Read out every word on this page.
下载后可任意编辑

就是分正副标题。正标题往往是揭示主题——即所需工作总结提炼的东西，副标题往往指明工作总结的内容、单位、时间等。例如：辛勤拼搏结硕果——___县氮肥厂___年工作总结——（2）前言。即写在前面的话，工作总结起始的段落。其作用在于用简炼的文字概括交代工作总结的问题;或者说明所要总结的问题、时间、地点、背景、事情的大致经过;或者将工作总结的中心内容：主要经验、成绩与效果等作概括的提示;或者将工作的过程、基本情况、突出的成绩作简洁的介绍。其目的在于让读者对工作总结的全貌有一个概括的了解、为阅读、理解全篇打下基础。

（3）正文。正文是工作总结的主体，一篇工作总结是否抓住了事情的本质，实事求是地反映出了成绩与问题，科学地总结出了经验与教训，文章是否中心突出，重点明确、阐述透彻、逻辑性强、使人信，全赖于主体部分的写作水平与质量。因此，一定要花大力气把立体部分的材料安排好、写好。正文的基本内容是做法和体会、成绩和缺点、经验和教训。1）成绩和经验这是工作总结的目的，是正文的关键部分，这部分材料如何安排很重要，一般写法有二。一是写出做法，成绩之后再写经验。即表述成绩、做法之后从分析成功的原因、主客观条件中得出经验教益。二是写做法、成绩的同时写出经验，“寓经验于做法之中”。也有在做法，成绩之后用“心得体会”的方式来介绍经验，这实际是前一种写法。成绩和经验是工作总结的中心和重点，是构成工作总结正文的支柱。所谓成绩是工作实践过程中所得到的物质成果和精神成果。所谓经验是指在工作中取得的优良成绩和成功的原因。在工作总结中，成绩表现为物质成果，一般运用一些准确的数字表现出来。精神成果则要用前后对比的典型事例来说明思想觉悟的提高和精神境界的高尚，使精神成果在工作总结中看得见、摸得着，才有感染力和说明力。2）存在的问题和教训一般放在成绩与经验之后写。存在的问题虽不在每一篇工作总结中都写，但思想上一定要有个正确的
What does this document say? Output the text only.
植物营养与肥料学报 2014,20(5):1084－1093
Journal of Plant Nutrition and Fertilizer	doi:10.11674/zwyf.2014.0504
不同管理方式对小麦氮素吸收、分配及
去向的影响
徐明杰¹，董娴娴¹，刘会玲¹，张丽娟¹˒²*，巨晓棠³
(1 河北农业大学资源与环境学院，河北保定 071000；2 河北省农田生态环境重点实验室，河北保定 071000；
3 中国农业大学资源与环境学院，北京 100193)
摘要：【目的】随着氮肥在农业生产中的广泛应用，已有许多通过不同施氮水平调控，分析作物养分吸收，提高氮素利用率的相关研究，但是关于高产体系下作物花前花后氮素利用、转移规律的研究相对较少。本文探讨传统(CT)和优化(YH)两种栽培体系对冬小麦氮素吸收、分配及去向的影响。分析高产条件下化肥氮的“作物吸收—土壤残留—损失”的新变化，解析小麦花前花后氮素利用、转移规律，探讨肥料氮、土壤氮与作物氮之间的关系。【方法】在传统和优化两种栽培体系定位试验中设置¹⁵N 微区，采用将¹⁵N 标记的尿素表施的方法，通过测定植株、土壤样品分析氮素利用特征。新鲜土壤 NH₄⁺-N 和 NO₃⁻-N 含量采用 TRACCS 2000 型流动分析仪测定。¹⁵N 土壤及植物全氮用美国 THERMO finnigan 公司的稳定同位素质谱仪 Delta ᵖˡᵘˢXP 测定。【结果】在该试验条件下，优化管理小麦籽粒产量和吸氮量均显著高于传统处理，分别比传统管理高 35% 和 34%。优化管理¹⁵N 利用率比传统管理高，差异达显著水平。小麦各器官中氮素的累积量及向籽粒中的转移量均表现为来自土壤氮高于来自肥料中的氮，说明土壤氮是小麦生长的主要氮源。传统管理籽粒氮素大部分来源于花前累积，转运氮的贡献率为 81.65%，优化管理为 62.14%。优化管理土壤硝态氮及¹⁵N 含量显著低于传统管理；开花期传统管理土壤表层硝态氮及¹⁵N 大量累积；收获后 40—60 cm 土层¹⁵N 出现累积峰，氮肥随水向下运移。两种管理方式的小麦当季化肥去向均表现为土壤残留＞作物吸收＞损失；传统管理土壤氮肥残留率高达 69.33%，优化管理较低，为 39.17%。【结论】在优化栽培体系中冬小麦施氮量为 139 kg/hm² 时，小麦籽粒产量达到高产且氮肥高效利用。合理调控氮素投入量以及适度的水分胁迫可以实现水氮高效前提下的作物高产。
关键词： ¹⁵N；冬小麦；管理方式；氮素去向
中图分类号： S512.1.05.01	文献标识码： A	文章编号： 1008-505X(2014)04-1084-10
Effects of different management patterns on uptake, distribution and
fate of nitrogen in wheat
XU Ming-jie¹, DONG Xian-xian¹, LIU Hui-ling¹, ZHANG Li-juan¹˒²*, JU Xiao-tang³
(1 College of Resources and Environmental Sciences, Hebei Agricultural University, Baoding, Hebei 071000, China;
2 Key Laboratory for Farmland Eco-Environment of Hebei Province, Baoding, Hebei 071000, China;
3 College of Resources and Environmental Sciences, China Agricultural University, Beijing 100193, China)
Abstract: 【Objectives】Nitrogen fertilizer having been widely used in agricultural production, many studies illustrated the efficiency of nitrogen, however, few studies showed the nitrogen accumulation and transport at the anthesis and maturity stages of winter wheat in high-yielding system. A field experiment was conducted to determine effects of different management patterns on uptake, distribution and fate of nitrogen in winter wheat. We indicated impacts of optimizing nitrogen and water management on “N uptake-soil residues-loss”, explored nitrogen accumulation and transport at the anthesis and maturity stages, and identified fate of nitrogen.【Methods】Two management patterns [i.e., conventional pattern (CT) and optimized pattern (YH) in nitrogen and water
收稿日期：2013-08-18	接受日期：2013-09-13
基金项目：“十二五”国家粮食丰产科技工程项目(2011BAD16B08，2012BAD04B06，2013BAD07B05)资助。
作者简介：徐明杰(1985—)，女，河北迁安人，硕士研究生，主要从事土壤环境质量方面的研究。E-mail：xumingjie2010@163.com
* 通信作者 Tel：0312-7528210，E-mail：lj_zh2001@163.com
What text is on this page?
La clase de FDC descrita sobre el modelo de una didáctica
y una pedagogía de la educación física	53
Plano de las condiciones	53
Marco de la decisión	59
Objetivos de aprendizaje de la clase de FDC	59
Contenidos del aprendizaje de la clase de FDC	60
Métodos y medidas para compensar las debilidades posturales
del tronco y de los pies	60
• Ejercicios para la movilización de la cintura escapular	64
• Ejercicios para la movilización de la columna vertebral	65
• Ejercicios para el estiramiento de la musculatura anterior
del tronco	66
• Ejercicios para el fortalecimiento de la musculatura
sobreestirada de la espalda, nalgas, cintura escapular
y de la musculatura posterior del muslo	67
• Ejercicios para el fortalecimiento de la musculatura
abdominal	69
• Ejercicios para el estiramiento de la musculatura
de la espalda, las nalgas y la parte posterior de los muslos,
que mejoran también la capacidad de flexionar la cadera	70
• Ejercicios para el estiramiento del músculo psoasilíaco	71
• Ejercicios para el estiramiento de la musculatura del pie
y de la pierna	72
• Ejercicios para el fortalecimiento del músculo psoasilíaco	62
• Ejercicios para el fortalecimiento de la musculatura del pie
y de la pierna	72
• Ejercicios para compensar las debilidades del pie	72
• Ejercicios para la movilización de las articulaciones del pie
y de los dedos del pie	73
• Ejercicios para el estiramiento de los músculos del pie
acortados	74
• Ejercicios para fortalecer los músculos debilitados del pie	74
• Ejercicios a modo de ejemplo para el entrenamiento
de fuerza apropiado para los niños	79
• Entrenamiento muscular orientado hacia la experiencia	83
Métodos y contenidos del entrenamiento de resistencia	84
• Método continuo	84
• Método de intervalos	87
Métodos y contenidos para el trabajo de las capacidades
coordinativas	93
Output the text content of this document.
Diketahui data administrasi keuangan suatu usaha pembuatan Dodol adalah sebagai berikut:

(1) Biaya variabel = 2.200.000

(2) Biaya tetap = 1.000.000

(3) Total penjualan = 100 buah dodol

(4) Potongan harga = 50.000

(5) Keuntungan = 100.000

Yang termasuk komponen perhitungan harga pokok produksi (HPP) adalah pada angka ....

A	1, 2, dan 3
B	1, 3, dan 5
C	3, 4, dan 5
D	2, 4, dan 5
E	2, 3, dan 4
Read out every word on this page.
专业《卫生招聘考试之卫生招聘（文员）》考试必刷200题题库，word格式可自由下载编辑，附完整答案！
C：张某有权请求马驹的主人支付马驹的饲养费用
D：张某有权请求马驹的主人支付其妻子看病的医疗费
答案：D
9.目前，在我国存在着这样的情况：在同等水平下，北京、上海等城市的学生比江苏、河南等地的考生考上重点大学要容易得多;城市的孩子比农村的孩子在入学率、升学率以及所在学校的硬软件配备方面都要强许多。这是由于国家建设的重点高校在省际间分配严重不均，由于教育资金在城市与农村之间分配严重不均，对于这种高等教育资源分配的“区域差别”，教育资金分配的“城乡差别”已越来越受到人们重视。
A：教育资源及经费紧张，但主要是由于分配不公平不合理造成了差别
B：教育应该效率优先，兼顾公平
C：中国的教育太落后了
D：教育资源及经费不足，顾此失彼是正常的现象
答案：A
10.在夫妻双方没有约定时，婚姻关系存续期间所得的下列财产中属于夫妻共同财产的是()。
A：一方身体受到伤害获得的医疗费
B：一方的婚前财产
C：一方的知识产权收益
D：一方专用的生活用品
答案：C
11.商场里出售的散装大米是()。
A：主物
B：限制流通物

GOAL. Each line that holds the word "University" should be extracted from the records.

EXERCISE ANSWER.
(1 College of Resources and Environmental Sciences, Hebei Agricultural University, Baoding, Hebei 071000, China;
3 College of Resources and Environmental Sciences, China Agricultural University, Beijing 100193, China)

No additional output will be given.